# START OF SELECTION
Southern Kosher

It wasn’t easy being God’s chosen in Alabama
1386

Illustration by John Cuneo

You have asked me, as a Southern writer, to produce a short personal essay on my Southern identity. I cannot do it.

Don’t misunderstand. I am Southern, and proudly so. I was born in Alabama and my daddy (see, I didn’t say my “father”) was born in Tennessee. I grew up worshipping Bear Bryant and a baseball player for the Milwaukee Braves who, like me, was from Alabama and named Hank. I did all those things Southern boys did—biked into town, played football, outran snakes in the woods, watched double features, had a paper route, fantasized about my older sisters’ girlfriends.

I fell for soul music, did the alligator at school dances, and woke up once with temporary blindness and dulled hearing after Rooster—who operated behind a tree on a dirt road—sold me and some buddies moonshine.
# END OF SELECTION
# START OF GIVEN INFORMATION
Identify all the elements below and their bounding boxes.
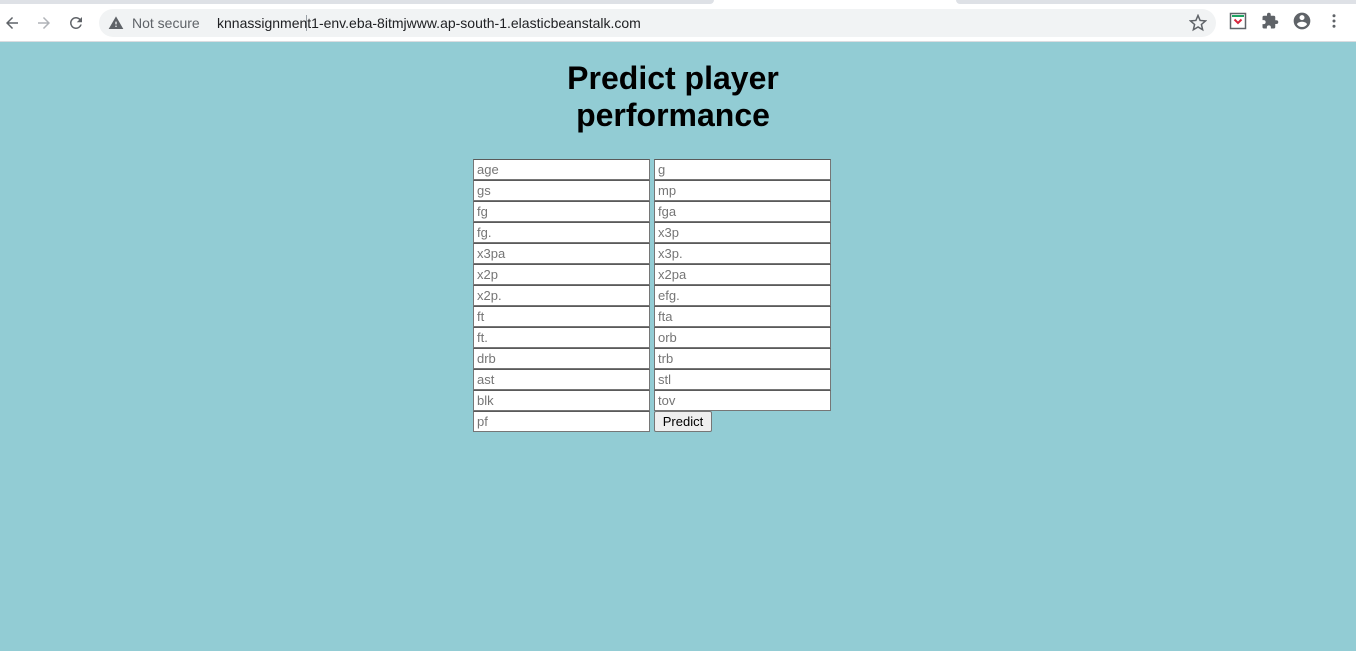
fga-input[interactable] <box>654 201 831 222</box>
x3pa-input[interactable] <box>473 243 650 264</box>
account-icon[interactable] <box>1292 11 1312 31</box>
x3p-input[interactable] <box>654 222 831 243</box>
star-icon[interactable] <box>1189 14 1207 32</box>
url-text[interactable]: knnassignment1-env.eba-8itmjwww.ap-south… <box>217 15 641 31</box>
reload-icon <box>70 17 82 29</box>
fg-pct-input[interactable] <box>473 222 650 243</box>
browser-toolbar: Not secure knnassignment1-env.eba-8itmjw… <box>0 0 1356 42</box>
g-input[interactable] <box>654 159 831 180</box>
predict-button[interactable]: Predict <box>654 411 712 432</box>
reload-button[interactable] <box>64 11 88 35</box>
gs-input[interactable] <box>473 180 650 201</box>
security-label[interactable]: Not secure <box>132 15 200 31</box>
page-title-line2: performance <box>576 97 770 133</box>
mp-input[interactable] <box>654 180 831 201</box>
fg-input[interactable] <box>473 201 650 222</box>
x2p-input[interactable] <box>473 264 650 285</box>
page-content: Predict player performance Predict <box>0 42 1356 651</box>
back-arrow-icon <box>6 17 18 29</box>
drb-input[interactable] <box>473 348 650 369</box>
pf-input[interactable] <box>473 411 650 432</box>
x3p-pct-input[interactable] <box>654 243 831 264</box>
efg-pct-input[interactable] <box>654 285 831 306</box>
orb-input[interactable] <box>654 327 831 348</box>
forward-arrow-icon <box>38 17 50 29</box>
trb-input[interactable] <box>654 348 831 369</box>
page-title: Predict player performance <box>548 60 798 134</box>
x2p-pct-input[interactable] <box>473 285 650 306</box>
warning-icon <box>108 16 124 29</box>
x2pa-input[interactable] <box>654 264 831 285</box>
back-button[interactable] <box>0 11 24 35</box>
ft-input[interactable] <box>473 306 650 327</box>
more-vert-icon[interactable] <box>1325 12 1343 30</box>
tab-strip-left <box>0 0 714 4</box>
age-input[interactable] <box>473 159 650 180</box>
pocket-extension-icon[interactable] <box>1229 12 1247 30</box>
tab-strip-right <box>956 0 1356 4</box>
stl-input[interactable] <box>654 369 831 390</box>
forward-button[interactable] <box>32 11 56 35</box>
page-title-line1: Predict player <box>567 60 779 96</box>
ast-input[interactable] <box>473 369 650 390</box>
address-bar[interactable]: Not secure knnassignment1-env.eba-8itmjw… <box>99 9 1216 37</box>
puzzle-extensions-icon[interactable] <box>1261 12 1279 30</box>
tov-input[interactable] <box>654 390 831 411</box>
fta-input[interactable] <box>654 306 831 327</box>
blk-input[interactable] <box>473 390 650 411</box>
ft-pct-input[interactable] <box>473 327 650 348</box>
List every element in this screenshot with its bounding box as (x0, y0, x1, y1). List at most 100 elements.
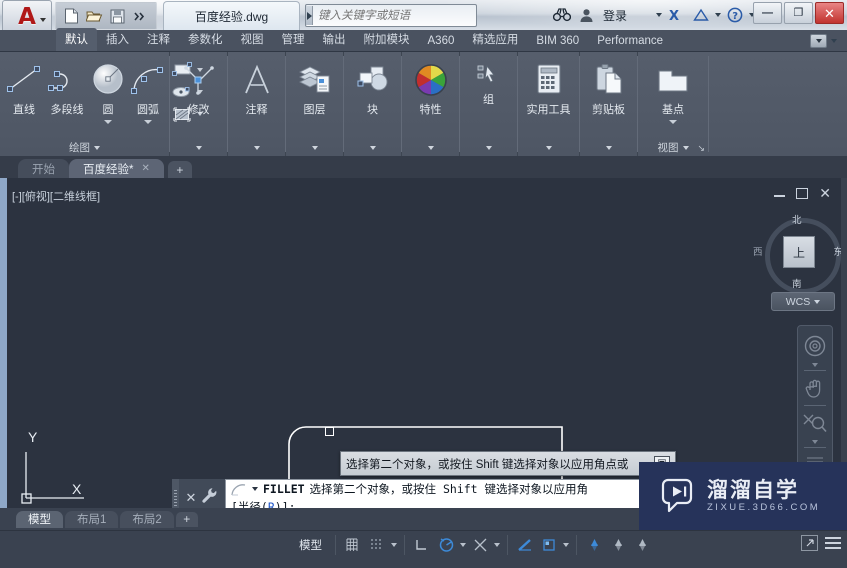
layout-tab-model[interactable]: 模型 (16, 510, 63, 528)
snap-dropdown-icon[interactable] (391, 543, 397, 547)
canvas-vertical-scrollbar[interactable] (841, 178, 847, 508)
ribbon-tab-featured-apps[interactable]: 精选应用 (463, 28, 527, 51)
ortho-mode-icon[interactable] (412, 536, 432, 554)
grid-display-icon[interactable] (343, 536, 363, 554)
drawing-canvas[interactable]: [-][俯视][二维线框] ✕ 选择第二个对象，或按住 Shift 键选择对象以… (0, 178, 847, 508)
panel-annotation-caret-icon[interactable] (253, 145, 260, 150)
exchange-icon[interactable]: X (665, 4, 687, 26)
file-tab-add-button[interactable]: + (167, 161, 192, 178)
panel-block-caret-icon[interactable] (369, 145, 376, 150)
tool-arc[interactable]: 圆弧 (128, 57, 168, 124)
ribbon-tab-bim360[interactable]: BIM 360 (527, 32, 588, 51)
ribbon-tab-insert[interactable]: 插入 (97, 28, 138, 51)
autodesk-icon[interactable] (690, 4, 712, 26)
ribbon-tab-manage[interactable]: 管理 (273, 28, 314, 51)
zoom-dropdown-icon[interactable] (812, 440, 818, 444)
viewport-label[interactable]: [-][俯视][二维线框] (12, 188, 100, 204)
coordinate-system-caret-icon[interactable] (814, 299, 821, 304)
ribbon-display-options[interactable] (810, 34, 837, 48)
file-tab-close-icon[interactable]: ✕ (141, 163, 149, 174)
snap-mode-icon[interactable] (367, 536, 387, 554)
pan-hand-icon[interactable] (801, 374, 829, 402)
panel-properties-caret-icon[interactable] (427, 145, 434, 150)
panel-view-dialog-launcher-icon[interactable]: ↘ (697, 143, 705, 154)
workspace-icon[interactable] (810, 34, 827, 48)
panel-clipboard-caret-icon[interactable] (605, 145, 612, 150)
tool-arc-dropdown-icon[interactable] (144, 120, 152, 124)
panel-view-caret-icon[interactable] (682, 145, 689, 150)
osnap-tracking-dropdown-icon[interactable] (494, 543, 500, 547)
ribbon-tab-annotate[interactable]: 注释 (138, 28, 179, 51)
more-qat-icon[interactable] (130, 6, 151, 27)
tool-properties[interactable]: 特性 (406, 57, 455, 117)
document-title-tab[interactable]: 百度经验.dwg (163, 1, 300, 31)
ribbon-minimize-caret-icon[interactable] (831, 39, 837, 43)
ribbon-tab-addins[interactable]: 附加模块 (355, 28, 419, 51)
tool-utilities[interactable]: 实用工具 (522, 57, 575, 117)
search-box[interactable] (305, 4, 477, 27)
tool-line[interactable]: 直线 (4, 57, 44, 117)
panel-title-annotation[interactable] (228, 139, 285, 156)
transparency-dropdown-icon[interactable] (563, 543, 569, 547)
tool-basepoint-dropdown-icon[interactable] (669, 120, 677, 124)
tool-modify[interactable]: 修改 (174, 57, 223, 117)
help-icon[interactable]: ? (724, 4, 746, 26)
panel-group-caret-icon[interactable] (485, 145, 492, 150)
view-cube-west-label[interactable]: 西 (753, 244, 763, 258)
sign-in-caret-icon[interactable] (656, 13, 662, 17)
tool-layer[interactable]: 图层 (290, 57, 339, 117)
steering-wheel-icon[interactable] (801, 332, 829, 360)
new-file-icon[interactable] (61, 6, 82, 27)
application-menu-button[interactable]: A (2, 0, 52, 34)
panel-title-modify[interactable] (170, 139, 227, 156)
close-button[interactable]: ✕ (815, 2, 844, 24)
panel-title-utilities[interactable] (518, 139, 579, 156)
tool-circle[interactable]: 圆 (90, 57, 126, 124)
minimize-button[interactable]: — (753, 2, 782, 24)
layout-tab-layout2[interactable]: 布局2 (120, 510, 174, 528)
panel-utilities-caret-icon[interactable] (545, 145, 552, 150)
layout-tab-add-button[interactable]: + (175, 511, 198, 527)
save-file-icon[interactable] (107, 6, 128, 27)
panel-title-view[interactable]: 视图 ↘ (638, 139, 708, 156)
selection-cycling-icon[interactable] (584, 536, 604, 554)
view-cube-south-label[interactable]: 南 (792, 276, 802, 290)
tool-circle-dropdown-icon[interactable] (104, 120, 112, 124)
panel-title-draw[interactable]: 绘图 (0, 139, 169, 156)
restore-button[interactable]: ❐ (784, 2, 813, 24)
ribbon-tab-a360[interactable]: A360 (419, 32, 464, 51)
panel-title-layer[interactable] (286, 139, 343, 156)
polar-dropdown-icon[interactable] (460, 543, 466, 547)
transparency-icon[interactable] (539, 536, 559, 554)
tool-basepoint[interactable]: 基点 (642, 57, 704, 124)
wrench-icon[interactable] (201, 487, 218, 509)
hamburger-icon[interactable] (825, 537, 841, 549)
open-file-icon[interactable] (84, 6, 105, 27)
ribbon-tab-performance[interactable]: Performance (588, 32, 672, 51)
ribbon-tab-parametric[interactable]: 参数化 (179, 28, 232, 51)
selection-grip-marker[interactable] (325, 427, 334, 436)
status-expand-button[interactable] (801, 535, 818, 551)
search-dropdown-icon[interactable] (306, 6, 313, 25)
steering-wheel-dropdown-icon[interactable] (812, 363, 818, 367)
panel-draw-caret-icon[interactable] (94, 145, 100, 150)
user-icon[interactable] (576, 4, 598, 26)
command-history-dropdown-icon[interactable] (252, 487, 258, 491)
autodesk-caret-icon[interactable] (715, 13, 721, 17)
tool-clipboard[interactable]: 剪贴板 (584, 57, 633, 117)
coordinate-system-selector[interactable]: WCS (771, 292, 835, 311)
panel-title-block[interactable] (344, 139, 401, 156)
tool-block[interactable]: 块 (348, 57, 397, 117)
panel-title-properties[interactable] (402, 139, 459, 156)
view-cube-north-label[interactable]: 北 (792, 212, 802, 226)
zoom-extents-icon[interactable] (801, 409, 829, 437)
panel-modify-caret-icon[interactable] (195, 145, 202, 150)
tool-annotation[interactable]: 注释 (232, 57, 281, 117)
sign-in-label[interactable]: 登录 (601, 7, 629, 24)
annotation-scale-icon[interactable] (632, 536, 652, 554)
viewport-close-icon[interactable]: ✕ (819, 186, 831, 200)
view-cube-top-face[interactable]: 上 (783, 236, 815, 268)
binoculars-icon[interactable] (551, 4, 573, 26)
lineweight-icon[interactable] (515, 536, 535, 554)
panel-title-clipboard[interactable] (580, 139, 637, 156)
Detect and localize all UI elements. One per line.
# END OF GIVEN INFORMATION
EXERCISE REQUIREMENTS
Could you retype the stretch of the "Southern Kosher" essay from "Illustration by John" through "older sisters’ girlfriends."?

THE COMPLETED TASK
Illustration by John Cuneo

You have asked me, as a Southern writer, to produce a short personal essay on my Southern identity. I cannot do it.

Don’t misunderstand. I am Southern, and proudly so. I was born in Alabama and my daddy (see, I didn’t say my “father”) was born in Tennessee. I grew up worshipping Bear Bryant and a baseball player for the Milwaukee Braves who, like me, was from Alabama and named Hank. I did all those things Southern boys did—biked into town, played football, outran snakes in the woods, watched double features, had a paper route, fantasized about my older sisters’ girlfriends.